(Required work): Please find all lines in the data that hold the string "name" and copy them.

(Dataset items):
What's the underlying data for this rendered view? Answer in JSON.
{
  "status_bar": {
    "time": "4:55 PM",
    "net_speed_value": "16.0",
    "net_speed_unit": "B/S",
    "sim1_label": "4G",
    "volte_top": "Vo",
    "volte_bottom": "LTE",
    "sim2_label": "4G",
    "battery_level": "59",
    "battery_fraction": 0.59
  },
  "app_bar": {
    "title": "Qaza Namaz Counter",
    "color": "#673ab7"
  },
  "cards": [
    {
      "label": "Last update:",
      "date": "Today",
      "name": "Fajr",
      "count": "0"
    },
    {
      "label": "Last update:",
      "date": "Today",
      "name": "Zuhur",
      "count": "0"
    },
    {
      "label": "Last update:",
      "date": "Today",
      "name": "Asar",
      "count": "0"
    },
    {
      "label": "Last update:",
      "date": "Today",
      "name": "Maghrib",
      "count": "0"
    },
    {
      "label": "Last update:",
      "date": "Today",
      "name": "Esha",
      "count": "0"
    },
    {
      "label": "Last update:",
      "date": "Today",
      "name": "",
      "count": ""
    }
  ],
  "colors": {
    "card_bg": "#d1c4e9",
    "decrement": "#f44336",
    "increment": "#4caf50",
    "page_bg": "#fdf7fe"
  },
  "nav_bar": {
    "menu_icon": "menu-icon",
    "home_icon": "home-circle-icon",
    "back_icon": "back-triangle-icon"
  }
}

(Solution):
      "name": "Fajr",
      "name": "Zuhur",
      "name": "Asar",
      "name": "Maghrib",
      "name": "Esha",
      "name": "",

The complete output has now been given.